In the copy, include every entry exactly but none of the pictures.

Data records
◇ ◇ ◇ ◇ ◇

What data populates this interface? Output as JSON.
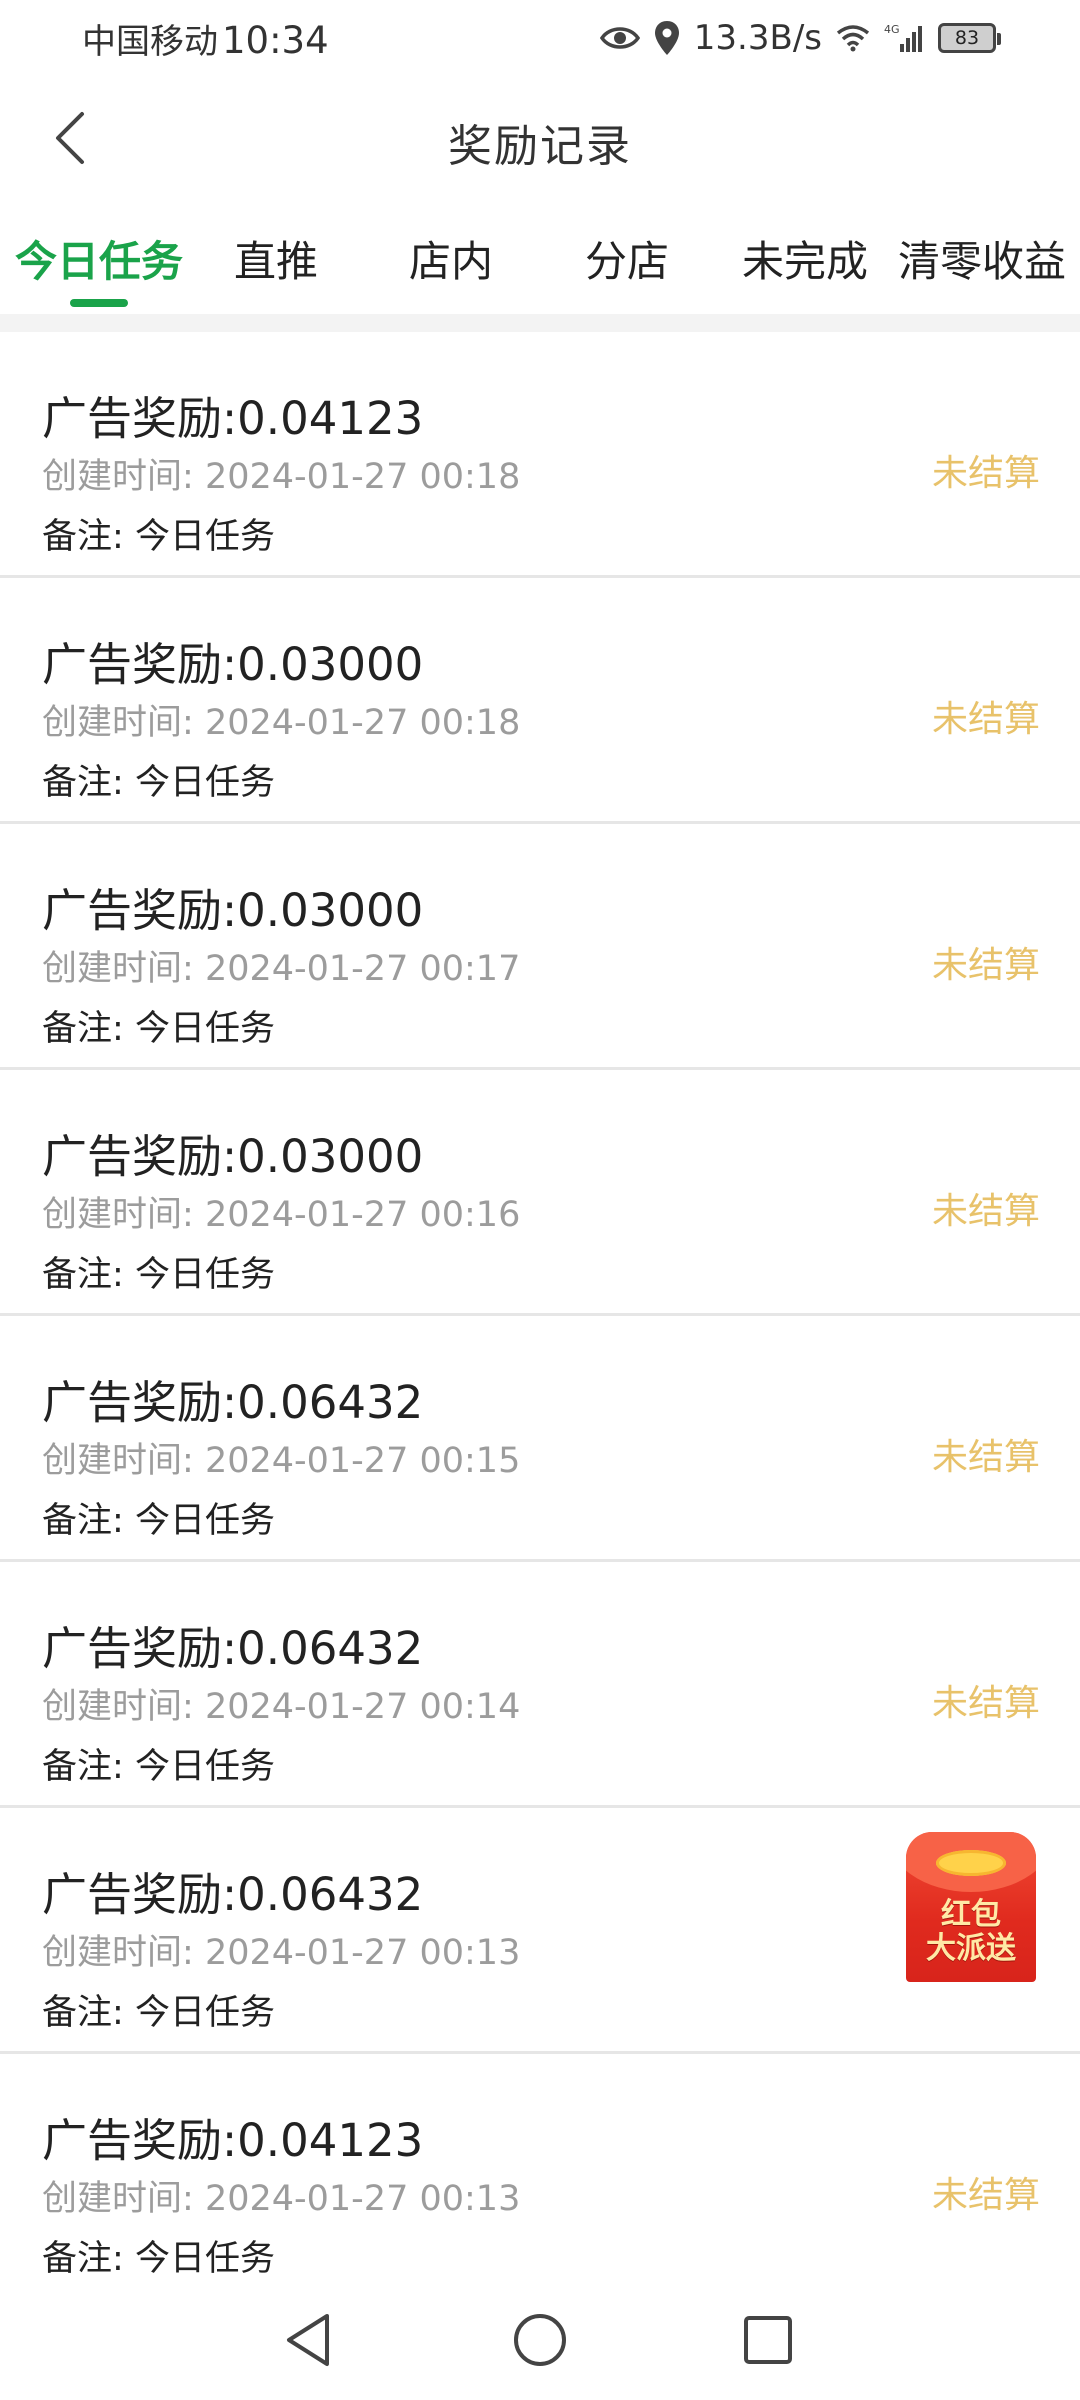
{
  "status_bar": {
    "carrier": "中国移动",
    "time": "10:34",
    "network_speed": "13.3B/s",
    "network_type": "4G",
    "battery": "83"
  },
  "header": {
    "title": "奖励记录"
  },
  "tabs": [
    {
      "label": "今日任务",
      "active": true
    },
    {
      "label": "直推",
      "active": false
    },
    {
      "label": "店内",
      "active": false
    },
    {
      "label": "分店",
      "active": false
    },
    {
      "label": "未完成",
      "active": false
    },
    {
      "label": "清零收益",
      "active": false
    }
  ],
  "records": [
    {
      "label": "广告奖励:",
      "amount": "0.04123",
      "time_label": "创建时间:",
      "time": "2024-01-27 00:18",
      "note_label": "备注:",
      "note": "今日任务",
      "status": "未结算"
    },
    {
      "label": "广告奖励:",
      "amount": "0.03000",
      "time_label": "创建时间:",
      "time": "2024-01-27 00:18",
      "note_label": "备注:",
      "note": "今日任务",
      "status": "未结算"
    },
    {
      "label": "广告奖励:",
      "amount": "0.03000",
      "time_label": "创建时间:",
      "time": "2024-01-27 00:17",
      "note_label": "备注:",
      "note": "今日任务",
      "status": "未结算"
    },
    {
      "label": "广告奖励:",
      "amount": "0.03000",
      "time_label": "创建时间:",
      "time": "2024-01-27 00:16",
      "note_label": "备注:",
      "note": "今日任务",
      "status": "未结算"
    },
    {
      "label": "广告奖励:",
      "amount": "0.06432",
      "time_label": "创建时间:",
      "time": "2024-01-27 00:15",
      "note_label": "备注:",
      "note": "今日任务",
      "status": "未结算"
    },
    {
      "label": "广告奖励:",
      "amount": "0.06432",
      "time_label": "创建时间:",
      "time": "2024-01-27 00:14",
      "note_label": "备注:",
      "note": "今日任务",
      "status": "未结算"
    },
    {
      "label": "广告奖励:",
      "amount": "0.06432",
      "time_label": "创建时间:",
      "time": "2024-01-27 00:13",
      "note_label": "备注:",
      "note": "今日任务",
      "status": ""
    },
    {
      "label": "广告奖励:",
      "amount": "0.04123",
      "time_label": "创建时间:",
      "time": "2024-01-27 00:13",
      "note_label": "备注:",
      "note": "今日任务",
      "status": "未结算"
    }
  ],
  "red_packet": {
    "line1": "红包",
    "line2": "大派送"
  },
  "colors": {
    "accent": "#1aa34a",
    "status_pending": "#e8c26a",
    "muted_text": "#9c9c9c"
  },
  "icons": {
    "back": "chevron-left-icon",
    "nav_back": "triangle-back-icon",
    "nav_home": "circle-home-icon",
    "nav_recents": "square-recents-icon"
  }
}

◇ ◇ ◇ ◇ ◇

▸ Answer to this problem:
What data populates this interface? Output as JSON.
{
  "status_bar": {
    "carrier": "中国移动",
    "time": "10:34",
    "network_speed": "13.3B/s",
    "network_type": "4G",
    "battery": "83"
  },
  "header": {
    "title": "奖励记录"
  },
  "tabs": [
    {
      "label": "今日任务",
      "active": true
    },
    {
      "label": "直推",
      "active": false
    },
    {
      "label": "店内",
      "active": false
    },
    {
      "label": "分店",
      "active": false
    },
    {
      "label": "未完成",
      "active": false
    },
    {
      "label": "清零收益",
      "active": false
    }
  ],
  "records": [
    {
      "label": "广告奖励:",
      "amount": "0.04123",
      "time_label": "创建时间:",
      "time": "2024-01-27 00:18",
      "note_label": "备注:",
      "note": "今日任务",
      "status": "未结算"
    },
    {
      "label": "广告奖励:",
      "amount": "0.03000",
      "time_label": "创建时间:",
      "time": "2024-01-27 00:18",
      "note_label": "备注:",
      "note": "今日任务",
      "status": "未结算"
    },
    {
      "label": "广告奖励:",
      "amount": "0.03000",
      "time_label": "创建时间:",
      "time": "2024-01-27 00:17",
      "note_label": "备注:",
      "note": "今日任务",
      "status": "未结算"
    },
    {
      "label": "广告奖励:",
      "amount": "0.03000",
      "time_label": "创建时间:",
      "time": "2024-01-27 00:16",
      "note_label": "备注:",
      "note": "今日任务",
      "status": "未结算"
    },
    {
      "label": "广告奖励:",
      "amount": "0.06432",
      "time_label": "创建时间:",
      "time": "2024-01-27 00:15",
      "note_label": "备注:",
      "note": "今日任务",
      "status": "未结算"
    },
    {
      "label": "广告奖励:",
      "amount": "0.06432",
      "time_label": "创建时间:",
      "time": "2024-01-27 00:14",
      "note_label": "备注:",
      "note": "今日任务",
      "status": "未结算"
    },
    {
      "label": "广告奖励:",
      "amount": "0.06432",
      "time_label": "创建时间:",
      "time": "2024-01-27 00:13",
      "note_label": "备注:",
      "note": "今日任务",
      "status": ""
    },
    {
      "label": "广告奖励:",
      "amount": "0.04123",
      "time_label": "创建时间:",
      "time": "2024-01-27 00:13",
      "note_label": "备注:",
      "note": "今日任务",
      "status": "未结算"
    }
  ],
  "red_packet": {
    "line1": "红包",
    "line2": "大派送"
  },
  "colors": {
    "accent": "#1aa34a",
    "status_pending": "#e8c26a",
    "muted_text": "#9c9c9c"
  },
  "icons": {
    "back": "chevron-left-icon",
    "nav_back": "triangle-back-icon",
    "nav_home": "circle-home-icon",
    "nav_recents": "square-recents-icon"
  }
}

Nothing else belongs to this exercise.